## Task statement
Count how many lines of the records below contain the string "quote" and reply with only that number.

## Data to process
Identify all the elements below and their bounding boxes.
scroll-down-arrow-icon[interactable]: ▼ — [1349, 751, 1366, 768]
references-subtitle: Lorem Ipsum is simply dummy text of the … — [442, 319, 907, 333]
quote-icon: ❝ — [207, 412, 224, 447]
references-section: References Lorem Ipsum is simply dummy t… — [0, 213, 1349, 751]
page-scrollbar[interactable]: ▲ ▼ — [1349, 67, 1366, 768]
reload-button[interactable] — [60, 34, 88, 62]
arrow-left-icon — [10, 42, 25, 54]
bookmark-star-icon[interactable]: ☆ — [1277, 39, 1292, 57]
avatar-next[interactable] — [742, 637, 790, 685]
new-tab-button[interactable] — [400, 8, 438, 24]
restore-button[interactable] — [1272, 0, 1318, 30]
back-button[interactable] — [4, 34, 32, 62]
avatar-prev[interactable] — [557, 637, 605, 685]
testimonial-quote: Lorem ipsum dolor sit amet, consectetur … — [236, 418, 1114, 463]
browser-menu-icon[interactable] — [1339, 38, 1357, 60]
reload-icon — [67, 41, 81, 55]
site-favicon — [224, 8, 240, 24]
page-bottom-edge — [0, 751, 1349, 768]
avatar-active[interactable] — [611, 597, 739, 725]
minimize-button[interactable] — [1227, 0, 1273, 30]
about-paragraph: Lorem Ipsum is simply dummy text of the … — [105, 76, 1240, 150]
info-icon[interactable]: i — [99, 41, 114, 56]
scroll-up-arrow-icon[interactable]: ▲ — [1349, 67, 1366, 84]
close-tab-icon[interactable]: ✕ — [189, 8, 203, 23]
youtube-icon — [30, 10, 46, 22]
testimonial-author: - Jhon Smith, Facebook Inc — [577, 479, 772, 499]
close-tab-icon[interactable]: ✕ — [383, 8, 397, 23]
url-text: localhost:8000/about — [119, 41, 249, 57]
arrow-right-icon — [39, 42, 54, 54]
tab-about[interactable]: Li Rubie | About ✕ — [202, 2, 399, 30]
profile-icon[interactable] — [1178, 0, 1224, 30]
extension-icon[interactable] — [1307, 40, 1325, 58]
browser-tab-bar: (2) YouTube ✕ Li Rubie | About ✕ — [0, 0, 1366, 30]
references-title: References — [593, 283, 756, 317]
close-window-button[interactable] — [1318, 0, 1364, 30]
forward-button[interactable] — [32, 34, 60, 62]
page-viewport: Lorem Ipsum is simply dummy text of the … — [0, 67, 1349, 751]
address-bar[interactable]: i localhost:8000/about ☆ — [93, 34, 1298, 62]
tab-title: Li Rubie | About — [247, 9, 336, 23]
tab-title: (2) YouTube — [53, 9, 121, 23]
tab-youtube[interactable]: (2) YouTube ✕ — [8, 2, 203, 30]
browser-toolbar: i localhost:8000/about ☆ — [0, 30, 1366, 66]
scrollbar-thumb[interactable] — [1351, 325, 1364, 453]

## Exercise result
2